__GOAL OF THE EXERCISE__. Only the pictures are to be left out; set down the rest of the records exactly.

[start RECORDS PROVIDED]

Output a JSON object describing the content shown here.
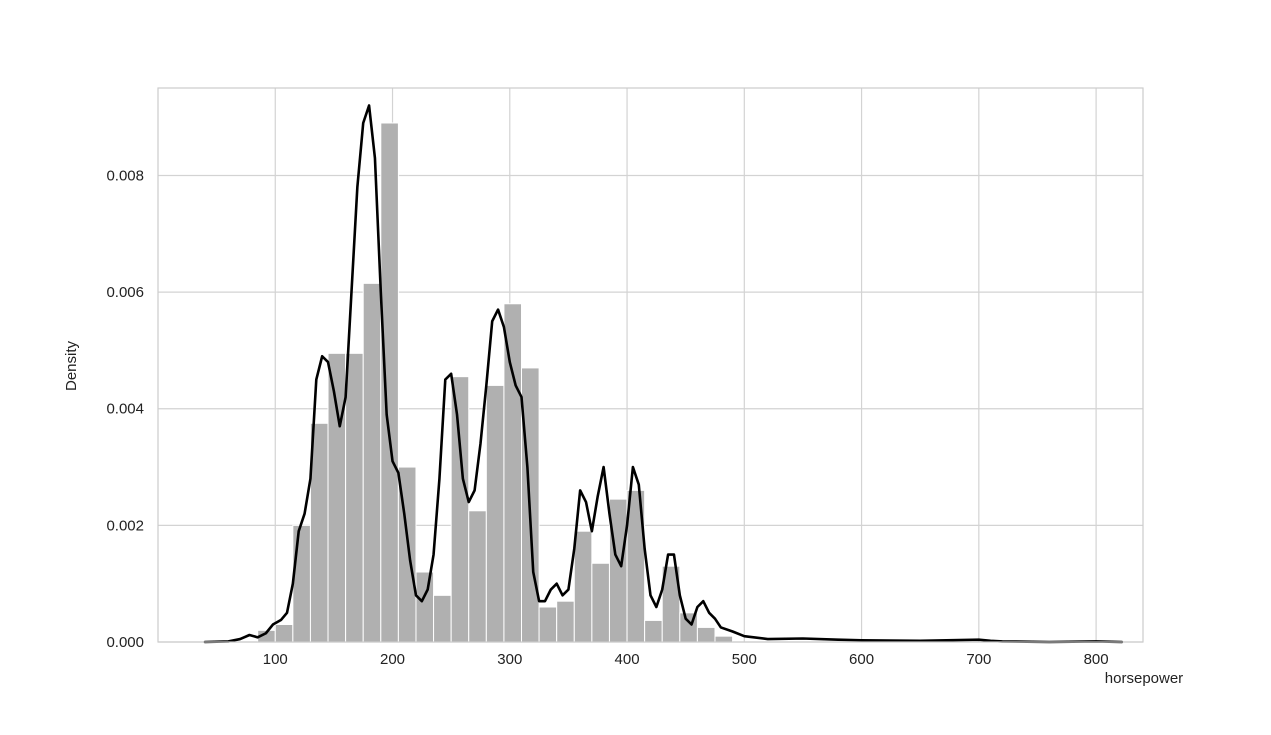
{
  "chart_data": {
    "type": "histogram",
    "title": "",
    "xlabel": "horsepower",
    "ylabel": "Density",
    "xlim": [
      0,
      840
    ],
    "ylim": [
      0,
      0.0095
    ],
    "xticks": [
      "100",
      "200",
      "300",
      "400",
      "500",
      "600",
      "700",
      "800"
    ],
    "yticks": [
      "0.000",
      "0.002",
      "0.004",
      "0.006",
      "0.008"
    ],
    "grid": true,
    "bar_color": "#b0b0b0",
    "line_color": "#000000",
    "bins": {
      "edges": [
        85,
        100,
        115,
        130,
        145,
        160,
        175,
        190,
        205,
        220,
        235,
        250,
        265,
        280,
        295,
        310,
        325,
        340,
        355,
        370,
        385,
        400,
        415,
        430,
        445,
        460,
        475,
        490
      ],
      "densities": [
        0.0002,
        0.0003,
        0.002,
        0.00375,
        0.00495,
        0.00495,
        0.00615,
        0.0089,
        0.003,
        0.0012,
        0.0008,
        0.00455,
        0.00225,
        0.0044,
        0.0058,
        0.0047,
        0.0006,
        0.0007,
        0.0019,
        0.00135,
        0.00245,
        0.0026,
        0.00037,
        0.0013,
        0.0005,
        0.00025,
        0.0001
      ]
    },
    "kde": {
      "x": [
        40,
        60,
        70,
        78,
        85,
        92,
        98,
        105,
        110,
        115,
        120,
        125,
        130,
        135,
        140,
        145,
        150,
        155,
        160,
        165,
        170,
        175,
        180,
        185,
        190,
        195,
        200,
        205,
        210,
        215,
        220,
        225,
        230,
        235,
        240,
        245,
        250,
        255,
        260,
        265,
        270,
        275,
        280,
        285,
        290,
        295,
        300,
        305,
        310,
        315,
        320,
        325,
        330,
        335,
        340,
        345,
        350,
        355,
        360,
        365,
        370,
        375,
        380,
        385,
        390,
        395,
        400,
        405,
        410,
        415,
        420,
        425,
        430,
        435,
        440,
        445,
        450,
        455,
        460,
        465,
        470,
        475,
        480,
        490,
        500,
        520,
        550,
        580,
        600,
        650,
        700,
        710,
        720,
        760,
        800,
        822
      ],
      "y": [
        0.0,
        1e-05,
        5e-05,
        0.00012,
        8e-05,
        0.00015,
        0.0003,
        0.00038,
        0.0005,
        0.001,
        0.0019,
        0.0022,
        0.0028,
        0.0045,
        0.0049,
        0.0048,
        0.0043,
        0.0037,
        0.0042,
        0.006,
        0.0078,
        0.0089,
        0.0092,
        0.0083,
        0.006,
        0.0039,
        0.0031,
        0.0029,
        0.0022,
        0.0014,
        0.0008,
        0.0007,
        0.0009,
        0.0015,
        0.0028,
        0.0045,
        0.0046,
        0.0039,
        0.0028,
        0.0024,
        0.0026,
        0.0034,
        0.0044,
        0.0055,
        0.0057,
        0.0054,
        0.0048,
        0.0044,
        0.0042,
        0.003,
        0.0012,
        0.0007,
        0.0007,
        0.0009,
        0.001,
        0.0008,
        0.0009,
        0.0016,
        0.0026,
        0.0024,
        0.0019,
        0.0025,
        0.003,
        0.0022,
        0.0015,
        0.0013,
        0.002,
        0.003,
        0.0027,
        0.0016,
        0.0008,
        0.0006,
        0.0009,
        0.0015,
        0.0015,
        0.0008,
        0.0004,
        0.0003,
        0.0006,
        0.0007,
        0.0005,
        0.0004,
        0.00025,
        0.00018,
        0.0001,
        5e-05,
        6e-05,
        4e-05,
        3e-05,
        2e-05,
        4e-05,
        2e-05,
        1e-05,
        0.0,
        1e-05,
        0.0
      ]
    }
  }
}
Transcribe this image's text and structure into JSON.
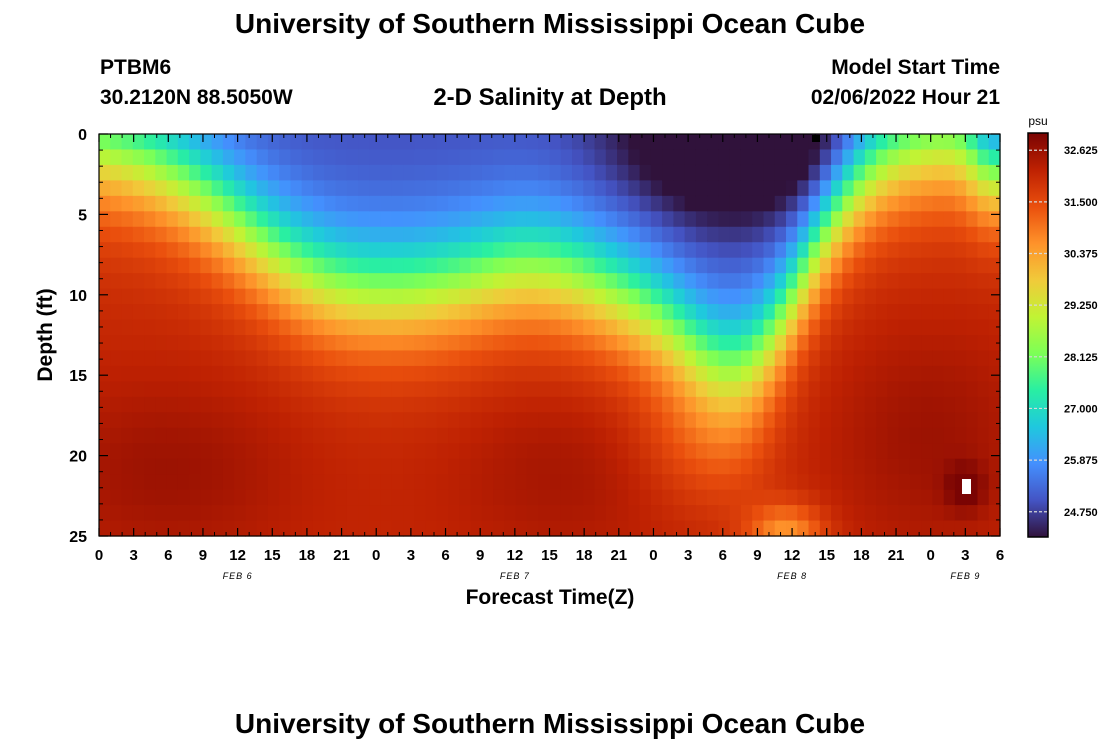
{
  "header": {
    "title": "University of Southern Mississippi Ocean Cube",
    "station_id": "PTBM6",
    "coordinates": "30.2120N  88.5050W",
    "subtitle": "2-D Salinity at Depth",
    "model_start_label": "Model Start Time",
    "model_start_value": "02/06/2022 Hour 21"
  },
  "footer": {
    "title": "University of Southern Mississippi Ocean Cube"
  },
  "chart_data": {
    "type": "heatmap",
    "title": "2-D Salinity at Depth",
    "xlabel": "Forecast Time(Z)",
    "ylabel": "Depth (ft)",
    "x_tick_labels": [
      "0",
      "3",
      "6",
      "9",
      "12",
      "15",
      "18",
      "21",
      "0",
      "3",
      "6",
      "9",
      "12",
      "15",
      "18",
      "21",
      "0",
      "3",
      "6",
      "9",
      "12",
      "15",
      "18",
      "21",
      "0",
      "3",
      "6"
    ],
    "day_labels": [
      {
        "label": "FEB 6",
        "tick_index": 4
      },
      {
        "label": "FEB 7",
        "tick_index": 12
      },
      {
        "label": "FEB 8",
        "tick_index": 20
      },
      {
        "label": "FEB 9",
        "tick_index": 25
      }
    ],
    "y_ticks": [
      0,
      5,
      10,
      15,
      20,
      25
    ],
    "ylim": [
      25,
      0
    ],
    "x_range_hours": [
      0,
      78
    ],
    "colorbar": {
      "unit": "psu",
      "ticks": [
        "32.625",
        "31.500",
        "30.375",
        "29.250",
        "28.125",
        "27.000",
        "25.875",
        "24.750"
      ],
      "range": [
        24.2,
        33.0
      ],
      "colors": [
        "#30123b",
        "#4454c4",
        "#4490fe",
        "#1fc8de",
        "#29efa2",
        "#7dff56",
        "#c1f334",
        "#f1ca3a",
        "#fe922a",
        "#ea4f0d",
        "#be2102",
        "#7a0403"
      ]
    },
    "grid_columns": 80,
    "grid_rows": 26,
    "salinity_grid_description_psu": {
      "surface_min": 24.5,
      "bottom_max": 32.4,
      "dark_low_pocket": {
        "center_hour": 55,
        "depth_ft": 0,
        "value": 24.6
      },
      "high_patch": {
        "center_hour": 75,
        "depth_ft": 22,
        "value": 32.6
      }
    }
  }
}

[end RECORDS PROVIDED]

__ANSWER__.
Output a JSON object describing the content shown here.
{
  "chart_data": {
    "type": "histogram",
    "title": "",
    "xlabel": "horsepower",
    "ylabel": "Density",
    "xlim": [
      0,
      840
    ],
    "ylim": [
      0,
      0.0095
    ],
    "xticks": [
      "100",
      "200",
      "300",
      "400",
      "500",
      "600",
      "700",
      "800"
    ],
    "yticks": [
      "0.000",
      "0.002",
      "0.004",
      "0.006",
      "0.008"
    ],
    "grid": true,
    "bar_color": "#b0b0b0",
    "line_color": "#000000",
    "bins": {
      "edges": [
        85,
        100,
        115,
        130,
        145,
        160,
        175,
        190,
        205,
        220,
        235,
        250,
        265,
        280,
        295,
        310,
        325,
        340,
        355,
        370,
        385,
        400,
        415,
        430,
        445,
        460,
        475,
        490
      ],
      "densities": [
        0.0002,
        0.0003,
        0.002,
        0.00375,
        0.00495,
        0.00495,
        0.00615,
        0.0089,
        0.003,
        0.0012,
        0.0008,
        0.00455,
        0.00225,
        0.0044,
        0.0058,
        0.0047,
        0.0006,
        0.0007,
        0.0019,
        0.00135,
        0.00245,
        0.0026,
        0.00037,
        0.0013,
        0.0005,
        0.00025,
        0.0001
      ]
    },
    "kde": {
      "x": [
        40,
        60,
        70,
        78,
        85,
        92,
        98,
        105,
        110,
        115,
        120,
        125,
        130,
        135,
        140,
        145,
        150,
        155,
        160,
        165,
        170,
        175,
        180,
        185,
        190,
        195,
        200,
        205,
        210,
        215,
        220,
        225,
        230,
        235,
        240,
        245,
        250,
        255,
        260,
        265,
        270,
        275,
        280,
        285,
        290,
        295,
        300,
        305,
        310,
        315,
        320,
        325,
        330,
        335,
        340,
        345,
        350,
        355,
        360,
        365,
        370,
        375,
        380,
        385,
        390,
        395,
        400,
        405,
        410,
        415,
        420,
        425,
        430,
        435,
        440,
        445,
        450,
        455,
        460,
        465,
        470,
        475,
        480,
        490,
        500,
        520,
        550,
        580,
        600,
        650,
        700,
        710,
        720,
        760,
        800,
        822
      ],
      "y": [
        0.0,
        1e-05,
        5e-05,
        0.00012,
        8e-05,
        0.00015,
        0.0003,
        0.00038,
        0.0005,
        0.001,
        0.0019,
        0.0022,
        0.0028,
        0.0045,
        0.0049,
        0.0048,
        0.0043,
        0.0037,
        0.0042,
        0.006,
        0.0078,
        0.0089,
        0.0092,
        0.0083,
        0.006,
        0.0039,
        0.0031,
        0.0029,
        0.0022,
        0.0014,
        0.0008,
        0.0007,
        0.0009,
        0.0015,
        0.0028,
        0.0045,
        0.0046,
        0.0039,
        0.0028,
        0.0024,
        0.0026,
        0.0034,
        0.0044,
        0.0055,
        0.0057,
        0.0054,
        0.0048,
        0.0044,
        0.0042,
        0.003,
        0.0012,
        0.0007,
        0.0007,
        0.0009,
        0.001,
        0.0008,
        0.0009,
        0.0016,
        0.0026,
        0.0024,
        0.0019,
        0.0025,
        0.003,
        0.0022,
        0.0015,
        0.0013,
        0.002,
        0.003,
        0.0027,
        0.0016,
        0.0008,
        0.0006,
        0.0009,
        0.0015,
        0.0015,
        0.0008,
        0.0004,
        0.0003,
        0.0006,
        0.0007,
        0.0005,
        0.0004,
        0.00025,
        0.00018,
        0.0001,
        5e-05,
        6e-05,
        4e-05,
        3e-05,
        2e-05,
        4e-05,
        2e-05,
        1e-05,
        0.0,
        1e-05,
        0.0
      ]
    }
  }
}
Transcribe this image's text and structure into JSON.
{
  "header": {
    "title": "University of Southern Mississippi Ocean Cube",
    "station_id": "PTBM6",
    "coordinates": "30.2120N  88.5050W",
    "subtitle": "2-D Salinity at Depth",
    "model_start_label": "Model Start Time",
    "model_start_value": "02/06/2022 Hour 21"
  },
  "footer": {
    "title": "University of Southern Mississippi Ocean Cube"
  },
  "chart_data": {
    "type": "heatmap",
    "title": "2-D Salinity at Depth",
    "xlabel": "Forecast Time(Z)",
    "ylabel": "Depth (ft)",
    "x_tick_labels": [
      "0",
      "3",
      "6",
      "9",
      "12",
      "15",
      "18",
      "21",
      "0",
      "3",
      "6",
      "9",
      "12",
      "15",
      "18",
      "21",
      "0",
      "3",
      "6",
      "9",
      "12",
      "15",
      "18",
      "21",
      "0",
      "3",
      "6"
    ],
    "day_labels": [
      {
        "label": "FEB 6",
        "tick_index": 4
      },
      {
        "label": "FEB 7",
        "tick_index": 12
      },
      {
        "label": "FEB 8",
        "tick_index": 20
      },
      {
        "label": "FEB 9",
        "tick_index": 25
      }
    ],
    "y_ticks": [
      0,
      5,
      10,
      15,
      20,
      25
    ],
    "ylim": [
      25,
      0
    ],
    "x_range_hours": [
      0,
      78
    ],
    "colorbar": {
      "unit": "psu",
      "ticks": [
        "32.625",
        "31.500",
        "30.375",
        "29.250",
        "28.125",
        "27.000",
        "25.875",
        "24.750"
      ],
      "range": [
        24.2,
        33.0
      ],
      "colors": [
        "#30123b",
        "#4454c4",
        "#4490fe",
        "#1fc8de",
        "#29efa2",
        "#7dff56",
        "#c1f334",
        "#f1ca3a",
        "#fe922a",
        "#ea4f0d",
        "#be2102",
        "#7a0403"
      ]
    },
    "grid_columns": 80,
    "grid_rows": 26,
    "salinity_grid_description_psu": {
      "surface_min": 24.5,
      "bottom_max": 32.4,
      "dark_low_pocket": {
        "center_hour": 55,
        "depth_ft": 0,
        "value": 24.6
      },
      "high_patch": {
        "center_hour": 75,
        "depth_ft": 22,
        "value": 32.6
      }
    }
  }
}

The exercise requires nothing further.